-- BEGIN Supplied records --

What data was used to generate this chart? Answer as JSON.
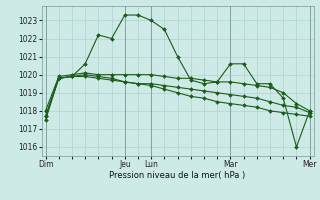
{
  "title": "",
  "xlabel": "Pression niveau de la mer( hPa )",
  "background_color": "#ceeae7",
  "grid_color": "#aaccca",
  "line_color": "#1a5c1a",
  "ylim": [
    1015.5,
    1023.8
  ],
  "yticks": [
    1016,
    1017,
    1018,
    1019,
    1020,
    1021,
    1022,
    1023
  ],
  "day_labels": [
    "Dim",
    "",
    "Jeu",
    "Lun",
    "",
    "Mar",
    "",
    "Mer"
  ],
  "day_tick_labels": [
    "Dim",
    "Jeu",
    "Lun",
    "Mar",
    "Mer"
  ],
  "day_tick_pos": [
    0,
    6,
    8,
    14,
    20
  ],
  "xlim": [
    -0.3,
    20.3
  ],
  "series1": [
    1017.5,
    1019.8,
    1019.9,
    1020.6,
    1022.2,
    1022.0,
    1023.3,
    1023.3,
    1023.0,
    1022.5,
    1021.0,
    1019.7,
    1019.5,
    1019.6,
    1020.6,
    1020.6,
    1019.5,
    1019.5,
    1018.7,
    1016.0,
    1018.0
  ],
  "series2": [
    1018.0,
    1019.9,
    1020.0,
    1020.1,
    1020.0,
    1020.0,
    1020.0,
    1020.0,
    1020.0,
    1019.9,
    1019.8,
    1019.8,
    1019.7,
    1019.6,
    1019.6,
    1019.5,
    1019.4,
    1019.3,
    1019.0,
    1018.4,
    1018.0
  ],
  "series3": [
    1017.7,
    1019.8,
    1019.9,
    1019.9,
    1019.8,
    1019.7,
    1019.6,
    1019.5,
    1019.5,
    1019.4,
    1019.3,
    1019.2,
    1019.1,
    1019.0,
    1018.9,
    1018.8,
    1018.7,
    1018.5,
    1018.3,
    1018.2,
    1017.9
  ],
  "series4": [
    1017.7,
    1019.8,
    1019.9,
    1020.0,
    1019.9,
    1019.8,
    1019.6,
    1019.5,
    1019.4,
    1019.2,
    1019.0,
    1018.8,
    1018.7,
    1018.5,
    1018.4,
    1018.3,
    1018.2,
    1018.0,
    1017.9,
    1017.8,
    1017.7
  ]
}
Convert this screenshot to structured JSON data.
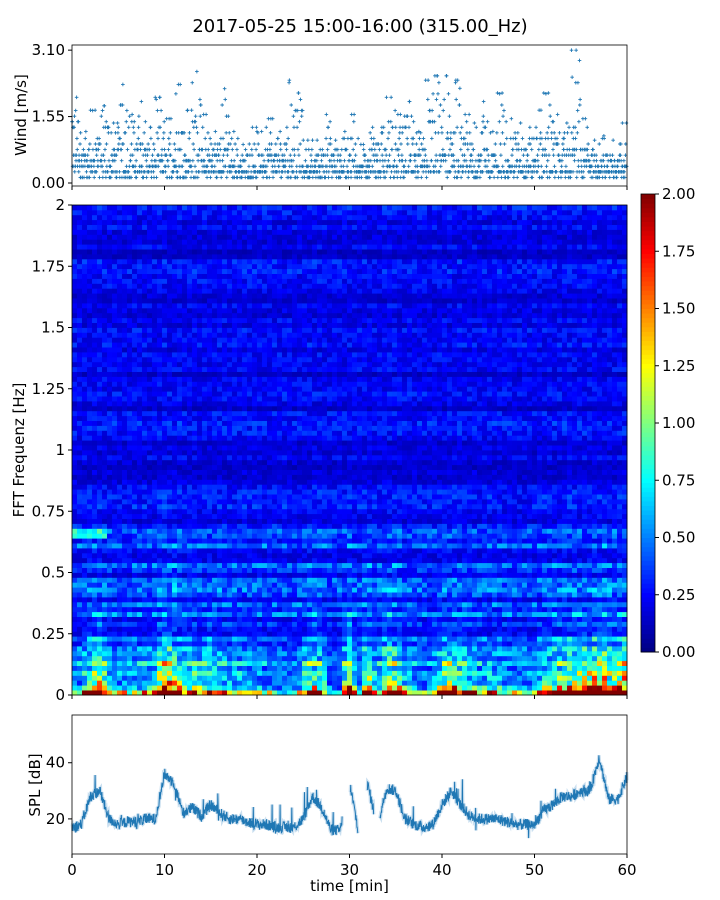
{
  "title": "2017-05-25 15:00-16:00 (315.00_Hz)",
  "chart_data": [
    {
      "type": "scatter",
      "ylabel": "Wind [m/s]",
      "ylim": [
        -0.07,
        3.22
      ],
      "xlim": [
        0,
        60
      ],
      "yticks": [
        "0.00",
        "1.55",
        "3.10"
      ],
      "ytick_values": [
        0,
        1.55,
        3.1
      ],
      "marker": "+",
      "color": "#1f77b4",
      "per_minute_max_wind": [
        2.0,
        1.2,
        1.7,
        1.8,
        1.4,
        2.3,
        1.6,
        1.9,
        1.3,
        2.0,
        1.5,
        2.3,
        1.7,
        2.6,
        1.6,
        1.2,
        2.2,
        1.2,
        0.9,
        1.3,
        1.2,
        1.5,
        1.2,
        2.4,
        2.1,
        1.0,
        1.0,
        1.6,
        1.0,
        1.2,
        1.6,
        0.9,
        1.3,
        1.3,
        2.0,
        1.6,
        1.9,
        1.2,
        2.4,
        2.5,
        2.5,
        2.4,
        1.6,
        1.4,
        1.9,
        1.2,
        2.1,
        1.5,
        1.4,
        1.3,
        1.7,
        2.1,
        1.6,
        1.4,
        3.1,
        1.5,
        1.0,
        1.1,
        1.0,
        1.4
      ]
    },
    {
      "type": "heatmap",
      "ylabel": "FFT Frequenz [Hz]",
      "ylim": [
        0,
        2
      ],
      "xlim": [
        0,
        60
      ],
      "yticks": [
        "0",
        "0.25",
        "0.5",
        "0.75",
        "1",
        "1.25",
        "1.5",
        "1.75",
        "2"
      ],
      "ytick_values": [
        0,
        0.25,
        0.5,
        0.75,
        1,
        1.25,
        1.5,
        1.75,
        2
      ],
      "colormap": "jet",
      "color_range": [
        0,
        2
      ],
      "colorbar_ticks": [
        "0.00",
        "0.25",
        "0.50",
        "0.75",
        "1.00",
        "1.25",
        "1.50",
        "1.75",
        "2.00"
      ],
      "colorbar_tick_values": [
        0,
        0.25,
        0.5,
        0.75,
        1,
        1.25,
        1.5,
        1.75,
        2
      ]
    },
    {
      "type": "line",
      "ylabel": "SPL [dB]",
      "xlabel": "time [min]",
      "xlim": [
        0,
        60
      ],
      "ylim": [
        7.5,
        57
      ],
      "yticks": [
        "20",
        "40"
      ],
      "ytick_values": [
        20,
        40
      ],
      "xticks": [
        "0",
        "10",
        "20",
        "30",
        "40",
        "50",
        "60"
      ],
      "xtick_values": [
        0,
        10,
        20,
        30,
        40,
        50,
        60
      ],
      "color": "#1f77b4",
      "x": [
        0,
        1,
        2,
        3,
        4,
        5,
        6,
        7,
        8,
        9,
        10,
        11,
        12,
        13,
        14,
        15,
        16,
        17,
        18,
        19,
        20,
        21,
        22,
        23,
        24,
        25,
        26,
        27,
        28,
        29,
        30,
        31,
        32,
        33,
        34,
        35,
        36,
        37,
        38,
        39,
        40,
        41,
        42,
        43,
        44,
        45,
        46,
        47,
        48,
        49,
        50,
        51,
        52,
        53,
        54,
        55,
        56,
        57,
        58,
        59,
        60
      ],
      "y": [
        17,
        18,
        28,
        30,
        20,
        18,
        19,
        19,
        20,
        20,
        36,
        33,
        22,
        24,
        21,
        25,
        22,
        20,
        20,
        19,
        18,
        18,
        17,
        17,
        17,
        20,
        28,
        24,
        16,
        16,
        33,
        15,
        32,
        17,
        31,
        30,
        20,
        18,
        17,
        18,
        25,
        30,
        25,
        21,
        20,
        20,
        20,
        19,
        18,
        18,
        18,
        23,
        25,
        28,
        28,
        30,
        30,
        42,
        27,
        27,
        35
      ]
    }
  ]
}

-- END Supplied records --

> _Problem details_
Repeat the data exactly, dropping every picture it holds.

> _Solution for this task_
What data was used to generate this chart? Answer as JSON.
{
  "title": "",
  "xlabel": "Pression niveau de la mer( hPa )",
  "background_color": "#ceeae7",
  "grid_color": "#aaccca",
  "line_color": "#1a5c1a",
  "ylim": [
    1015.5,
    1023.8
  ],
  "yticks": [
    1016,
    1017,
    1018,
    1019,
    1020,
    1021,
    1022,
    1023
  ],
  "day_labels": [
    "Dim",
    "",
    "Jeu",
    "Lun",
    "",
    "Mar",
    "",
    "Mer"
  ],
  "day_tick_labels": [
    "Dim",
    "Jeu",
    "Lun",
    "Mar",
    "Mer"
  ],
  "day_tick_pos": [
    0,
    6,
    8,
    14,
    20
  ],
  "xlim": [
    -0.3,
    20.3
  ],
  "series1": [
    1017.5,
    1019.8,
    1019.9,
    1020.6,
    1022.2,
    1022.0,
    1023.3,
    1023.3,
    1023.0,
    1022.5,
    1021.0,
    1019.7,
    1019.5,
    1019.6,
    1020.6,
    1020.6,
    1019.5,
    1019.5,
    1018.7,
    1016.0,
    1018.0
  ],
  "series2": [
    1018.0,
    1019.9,
    1020.0,
    1020.1,
    1020.0,
    1020.0,
    1020.0,
    1020.0,
    1020.0,
    1019.9,
    1019.8,
    1019.8,
    1019.7,
    1019.6,
    1019.6,
    1019.5,
    1019.4,
    1019.3,
    1019.0,
    1018.4,
    1018.0
  ],
  "series3": [
    1017.7,
    1019.8,
    1019.9,
    1019.9,
    1019.8,
    1019.7,
    1019.6,
    1019.5,
    1019.5,
    1019.4,
    1019.3,
    1019.2,
    1019.1,
    1019.0,
    1018.9,
    1018.8,
    1018.7,
    1018.5,
    1018.3,
    1018.2,
    1017.9
  ],
  "series4": [
    1017.7,
    1019.8,
    1019.9,
    1020.0,
    1019.9,
    1019.8,
    1019.6,
    1019.5,
    1019.4,
    1019.2,
    1019.0,
    1018.8,
    1018.7,
    1018.5,
    1018.4,
    1018.3,
    1018.2,
    1018.0,
    1017.9,
    1017.8,
    1017.7
  ]
}
Convert this screenshot to structured JSON data.
{
  "title": "2017-05-25 15:00-16:00 (315.00_Hz)",
  "chart_data": [
    {
      "type": "scatter",
      "ylabel": "Wind [m/s]",
      "ylim": [
        -0.07,
        3.22
      ],
      "xlim": [
        0,
        60
      ],
      "yticks": [
        "0.00",
        "1.55",
        "3.10"
      ],
      "ytick_values": [
        0,
        1.55,
        3.1
      ],
      "marker": "+",
      "color": "#1f77b4",
      "per_minute_max_wind": [
        2.0,
        1.2,
        1.7,
        1.8,
        1.4,
        2.3,
        1.6,
        1.9,
        1.3,
        2.0,
        1.5,
        2.3,
        1.7,
        2.6,
        1.6,
        1.2,
        2.2,
        1.2,
        0.9,
        1.3,
        1.2,
        1.5,
        1.2,
        2.4,
        2.1,
        1.0,
        1.0,
        1.6,
        1.0,
        1.2,
        1.6,
        0.9,
        1.3,
        1.3,
        2.0,
        1.6,
        1.9,
        1.2,
        2.4,
        2.5,
        2.5,
        2.4,
        1.6,
        1.4,
        1.9,
        1.2,
        2.1,
        1.5,
        1.4,
        1.3,
        1.7,
        2.1,
        1.6,
        1.4,
        3.1,
        1.5,
        1.0,
        1.1,
        1.0,
        1.4
      ]
    },
    {
      "type": "heatmap",
      "ylabel": "FFT Frequenz [Hz]",
      "ylim": [
        0,
        2
      ],
      "xlim": [
        0,
        60
      ],
      "yticks": [
        "0",
        "0.25",
        "0.5",
        "0.75",
        "1",
        "1.25",
        "1.5",
        "1.75",
        "2"
      ],
      "ytick_values": [
        0,
        0.25,
        0.5,
        0.75,
        1,
        1.25,
        1.5,
        1.75,
        2
      ],
      "colormap": "jet",
      "color_range": [
        0,
        2
      ],
      "colorbar_ticks": [
        "0.00",
        "0.25",
        "0.50",
        "0.75",
        "1.00",
        "1.25",
        "1.50",
        "1.75",
        "2.00"
      ],
      "colorbar_tick_values": [
        0,
        0.25,
        0.5,
        0.75,
        1,
        1.25,
        1.5,
        1.75,
        2
      ]
    },
    {
      "type": "line",
      "ylabel": "SPL [dB]",
      "xlabel": "time [min]",
      "xlim": [
        0,
        60
      ],
      "ylim": [
        7.5,
        57
      ],
      "yticks": [
        "20",
        "40"
      ],
      "ytick_values": [
        20,
        40
      ],
      "xticks": [
        "0",
        "10",
        "20",
        "30",
        "40",
        "50",
        "60"
      ],
      "xtick_values": [
        0,
        10,
        20,
        30,
        40,
        50,
        60
      ],
      "color": "#1f77b4",
      "x": [
        0,
        1,
        2,
        3,
        4,
        5,
        6,
        7,
        8,
        9,
        10,
        11,
        12,
        13,
        14,
        15,
        16,
        17,
        18,
        19,
        20,
        21,
        22,
        23,
        24,
        25,
        26,
        27,
        28,
        29,
        30,
        31,
        32,
        33,
        34,
        35,
        36,
        37,
        38,
        39,
        40,
        41,
        42,
        43,
        44,
        45,
        46,
        47,
        48,
        49,
        50,
        51,
        52,
        53,
        54,
        55,
        56,
        57,
        58,
        59,
        60
      ],
      "y": [
        17,
        18,
        28,
        30,
        20,
        18,
        19,
        19,
        20,
        20,
        36,
        33,
        22,
        24,
        21,
        25,
        22,
        20,
        20,
        19,
        18,
        18,
        17,
        17,
        17,
        20,
        28,
        24,
        16,
        16,
        33,
        15,
        32,
        17,
        31,
        30,
        20,
        18,
        17,
        18,
        25,
        30,
        25,
        21,
        20,
        20,
        20,
        19,
        18,
        18,
        18,
        23,
        25,
        28,
        28,
        30,
        30,
        42,
        27,
        27,
        35
      ]
    }
  ]
}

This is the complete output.